[Stored records]
>>>>

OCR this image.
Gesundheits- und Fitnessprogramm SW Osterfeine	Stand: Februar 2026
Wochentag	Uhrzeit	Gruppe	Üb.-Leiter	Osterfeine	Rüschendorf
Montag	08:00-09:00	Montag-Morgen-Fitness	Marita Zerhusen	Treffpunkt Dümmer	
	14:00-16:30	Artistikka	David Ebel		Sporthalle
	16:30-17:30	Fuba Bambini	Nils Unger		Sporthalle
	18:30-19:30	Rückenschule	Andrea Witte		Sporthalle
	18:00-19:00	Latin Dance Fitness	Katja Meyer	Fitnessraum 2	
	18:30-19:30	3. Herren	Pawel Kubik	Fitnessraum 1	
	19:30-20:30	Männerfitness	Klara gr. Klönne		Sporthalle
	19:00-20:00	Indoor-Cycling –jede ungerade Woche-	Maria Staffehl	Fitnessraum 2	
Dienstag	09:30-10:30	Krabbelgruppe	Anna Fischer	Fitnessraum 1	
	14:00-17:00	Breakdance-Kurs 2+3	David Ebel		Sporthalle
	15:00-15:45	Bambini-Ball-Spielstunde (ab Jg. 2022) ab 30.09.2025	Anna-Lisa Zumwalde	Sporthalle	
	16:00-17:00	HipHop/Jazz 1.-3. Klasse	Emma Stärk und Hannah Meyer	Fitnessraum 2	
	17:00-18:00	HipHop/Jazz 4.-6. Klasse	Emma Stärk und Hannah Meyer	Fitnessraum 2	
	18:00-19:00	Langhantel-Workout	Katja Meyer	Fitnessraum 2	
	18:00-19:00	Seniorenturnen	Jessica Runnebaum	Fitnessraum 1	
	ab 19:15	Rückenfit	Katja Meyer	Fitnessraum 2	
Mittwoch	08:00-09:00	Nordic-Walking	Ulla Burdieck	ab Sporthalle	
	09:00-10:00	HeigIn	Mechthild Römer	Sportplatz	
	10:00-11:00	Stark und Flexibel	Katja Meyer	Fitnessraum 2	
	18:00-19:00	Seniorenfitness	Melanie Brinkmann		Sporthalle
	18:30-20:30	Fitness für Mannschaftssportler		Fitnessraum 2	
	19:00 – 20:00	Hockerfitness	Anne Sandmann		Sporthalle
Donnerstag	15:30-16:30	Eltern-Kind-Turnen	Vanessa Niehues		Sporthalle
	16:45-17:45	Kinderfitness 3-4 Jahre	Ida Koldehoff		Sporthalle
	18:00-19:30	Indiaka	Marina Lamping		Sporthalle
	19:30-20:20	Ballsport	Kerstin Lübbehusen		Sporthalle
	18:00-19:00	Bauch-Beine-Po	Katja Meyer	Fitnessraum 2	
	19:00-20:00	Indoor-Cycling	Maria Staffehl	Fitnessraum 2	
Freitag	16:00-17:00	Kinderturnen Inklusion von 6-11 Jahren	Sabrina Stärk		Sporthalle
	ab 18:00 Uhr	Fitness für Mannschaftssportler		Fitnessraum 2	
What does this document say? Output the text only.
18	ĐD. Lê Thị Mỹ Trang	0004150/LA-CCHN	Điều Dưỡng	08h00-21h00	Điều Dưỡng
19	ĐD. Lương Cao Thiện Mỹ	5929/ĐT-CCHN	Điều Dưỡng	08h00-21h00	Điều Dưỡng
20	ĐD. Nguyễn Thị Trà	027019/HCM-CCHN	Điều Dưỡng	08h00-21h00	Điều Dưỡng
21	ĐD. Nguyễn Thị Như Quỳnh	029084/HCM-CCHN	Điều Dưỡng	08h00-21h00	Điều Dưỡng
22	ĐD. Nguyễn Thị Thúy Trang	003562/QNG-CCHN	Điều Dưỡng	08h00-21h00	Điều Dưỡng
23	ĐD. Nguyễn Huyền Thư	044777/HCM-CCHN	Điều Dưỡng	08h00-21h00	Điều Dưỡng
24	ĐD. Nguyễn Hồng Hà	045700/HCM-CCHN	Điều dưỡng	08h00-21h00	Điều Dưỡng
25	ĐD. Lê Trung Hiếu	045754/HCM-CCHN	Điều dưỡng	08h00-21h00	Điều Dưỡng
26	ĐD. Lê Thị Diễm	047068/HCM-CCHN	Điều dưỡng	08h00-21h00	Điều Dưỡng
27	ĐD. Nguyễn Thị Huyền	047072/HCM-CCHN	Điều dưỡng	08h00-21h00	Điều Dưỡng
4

<<<<

■ **What is asked**:
Scan the lines above for "this", then copy every one that has it.

■ **Expected answer**:
OCR this image.
What does this document say? Output the text only.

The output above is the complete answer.